• THE TASK
Answer with nothing except the number of lines that contain the word "JSON".

[Entries from a dataset]
####################

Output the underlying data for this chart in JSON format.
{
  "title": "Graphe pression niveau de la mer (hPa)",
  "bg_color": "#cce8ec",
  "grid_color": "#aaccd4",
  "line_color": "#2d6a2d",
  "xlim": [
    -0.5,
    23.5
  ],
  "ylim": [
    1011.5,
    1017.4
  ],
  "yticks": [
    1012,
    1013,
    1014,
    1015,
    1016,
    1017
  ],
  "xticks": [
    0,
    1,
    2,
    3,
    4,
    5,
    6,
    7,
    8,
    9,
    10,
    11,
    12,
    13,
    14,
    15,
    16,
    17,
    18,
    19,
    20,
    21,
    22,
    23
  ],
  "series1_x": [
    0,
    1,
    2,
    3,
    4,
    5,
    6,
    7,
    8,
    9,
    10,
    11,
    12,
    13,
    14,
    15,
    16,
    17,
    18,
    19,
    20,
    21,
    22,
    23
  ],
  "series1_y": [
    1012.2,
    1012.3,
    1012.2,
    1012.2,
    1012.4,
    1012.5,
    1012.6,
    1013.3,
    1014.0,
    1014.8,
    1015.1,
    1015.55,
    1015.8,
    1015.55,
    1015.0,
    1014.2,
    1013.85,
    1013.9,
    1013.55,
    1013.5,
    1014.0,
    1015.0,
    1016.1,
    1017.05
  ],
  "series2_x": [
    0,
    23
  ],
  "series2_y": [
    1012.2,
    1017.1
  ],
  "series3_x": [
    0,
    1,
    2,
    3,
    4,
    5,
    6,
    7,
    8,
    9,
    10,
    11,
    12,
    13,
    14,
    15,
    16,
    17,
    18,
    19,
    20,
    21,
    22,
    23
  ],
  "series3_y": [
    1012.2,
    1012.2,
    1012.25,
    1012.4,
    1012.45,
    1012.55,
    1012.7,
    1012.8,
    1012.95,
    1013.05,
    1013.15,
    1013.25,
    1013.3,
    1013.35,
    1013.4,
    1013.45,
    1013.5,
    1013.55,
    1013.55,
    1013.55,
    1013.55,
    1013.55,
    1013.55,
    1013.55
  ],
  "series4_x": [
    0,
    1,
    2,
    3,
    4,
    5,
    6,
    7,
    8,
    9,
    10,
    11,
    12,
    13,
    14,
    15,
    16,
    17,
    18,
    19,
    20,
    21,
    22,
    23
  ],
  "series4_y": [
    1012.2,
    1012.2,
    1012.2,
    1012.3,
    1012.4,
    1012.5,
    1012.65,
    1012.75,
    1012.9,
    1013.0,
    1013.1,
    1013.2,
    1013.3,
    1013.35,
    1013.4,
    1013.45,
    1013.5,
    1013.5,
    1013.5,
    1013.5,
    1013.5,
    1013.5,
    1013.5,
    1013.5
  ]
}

####################

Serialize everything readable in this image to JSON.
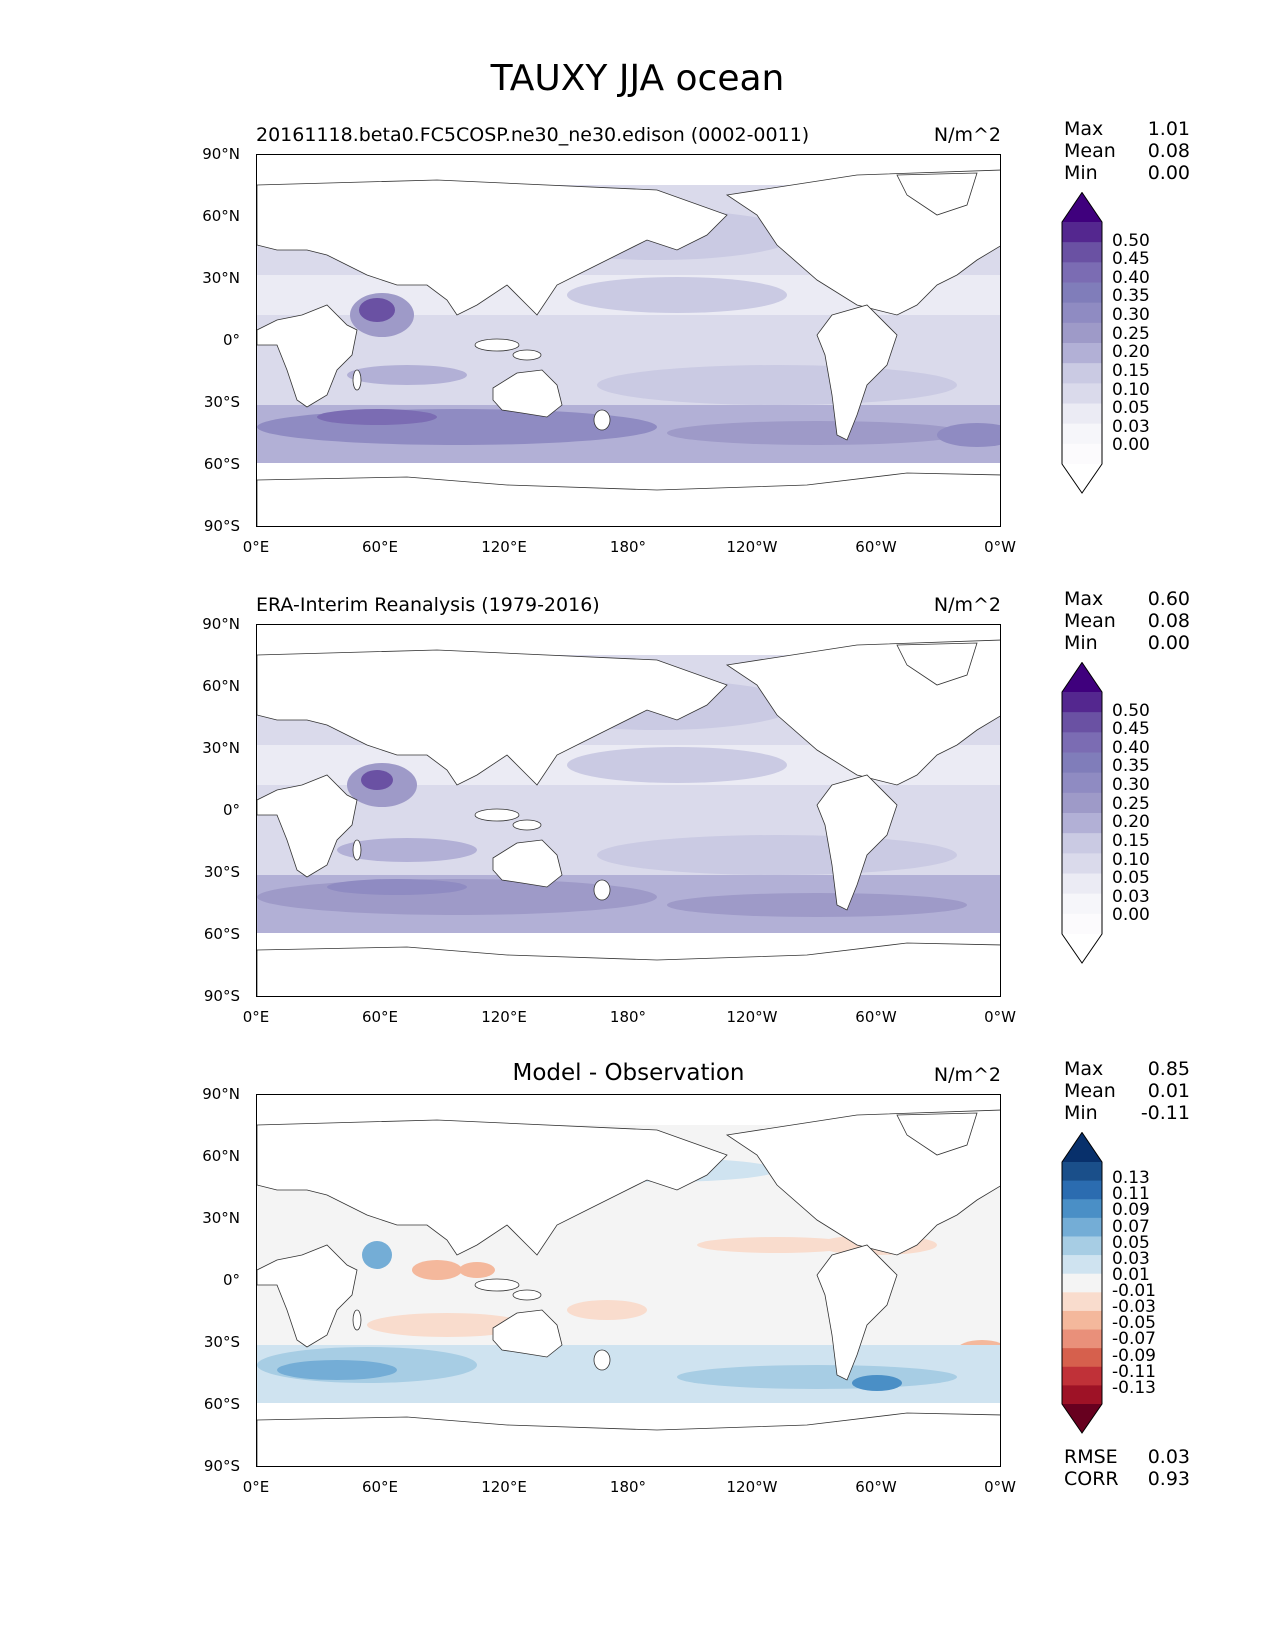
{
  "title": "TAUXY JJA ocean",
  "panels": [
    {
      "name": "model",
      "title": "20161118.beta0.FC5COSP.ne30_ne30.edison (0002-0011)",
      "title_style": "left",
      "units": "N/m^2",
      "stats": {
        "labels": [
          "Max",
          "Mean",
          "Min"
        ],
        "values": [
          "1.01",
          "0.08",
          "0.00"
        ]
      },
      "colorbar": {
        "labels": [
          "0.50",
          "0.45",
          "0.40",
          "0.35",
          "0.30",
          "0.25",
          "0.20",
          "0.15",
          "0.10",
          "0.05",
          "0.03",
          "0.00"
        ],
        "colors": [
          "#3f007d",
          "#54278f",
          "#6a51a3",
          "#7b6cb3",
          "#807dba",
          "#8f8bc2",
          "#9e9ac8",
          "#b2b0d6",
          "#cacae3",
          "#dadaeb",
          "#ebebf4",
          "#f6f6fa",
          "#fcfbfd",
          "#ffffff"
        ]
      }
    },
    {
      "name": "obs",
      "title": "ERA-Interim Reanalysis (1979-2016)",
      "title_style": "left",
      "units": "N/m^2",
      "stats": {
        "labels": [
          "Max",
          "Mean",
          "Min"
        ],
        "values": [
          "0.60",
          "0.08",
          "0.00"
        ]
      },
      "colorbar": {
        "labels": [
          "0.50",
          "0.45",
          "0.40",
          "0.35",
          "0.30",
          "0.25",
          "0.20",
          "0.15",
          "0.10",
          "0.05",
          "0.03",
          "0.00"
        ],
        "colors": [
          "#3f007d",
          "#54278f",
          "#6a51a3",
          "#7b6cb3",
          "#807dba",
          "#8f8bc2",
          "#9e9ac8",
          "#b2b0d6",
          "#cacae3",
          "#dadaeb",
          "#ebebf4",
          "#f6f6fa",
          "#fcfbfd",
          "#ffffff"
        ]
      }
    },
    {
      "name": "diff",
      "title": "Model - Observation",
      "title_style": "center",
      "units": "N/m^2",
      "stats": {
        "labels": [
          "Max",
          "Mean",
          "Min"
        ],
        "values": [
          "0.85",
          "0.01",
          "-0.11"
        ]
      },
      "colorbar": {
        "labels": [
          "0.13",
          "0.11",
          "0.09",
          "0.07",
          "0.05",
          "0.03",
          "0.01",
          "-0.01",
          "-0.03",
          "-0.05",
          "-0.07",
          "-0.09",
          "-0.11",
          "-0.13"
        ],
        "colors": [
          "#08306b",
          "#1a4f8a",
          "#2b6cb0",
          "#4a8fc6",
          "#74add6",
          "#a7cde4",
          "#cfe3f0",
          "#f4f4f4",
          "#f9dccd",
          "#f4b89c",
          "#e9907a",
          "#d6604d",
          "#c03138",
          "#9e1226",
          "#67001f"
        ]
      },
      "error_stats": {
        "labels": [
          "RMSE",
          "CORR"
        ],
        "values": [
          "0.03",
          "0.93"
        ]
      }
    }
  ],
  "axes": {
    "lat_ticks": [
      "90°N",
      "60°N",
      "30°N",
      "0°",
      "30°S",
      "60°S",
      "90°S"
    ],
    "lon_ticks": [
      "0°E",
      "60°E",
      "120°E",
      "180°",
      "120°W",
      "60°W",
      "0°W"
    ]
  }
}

####################

• THE RESULT
2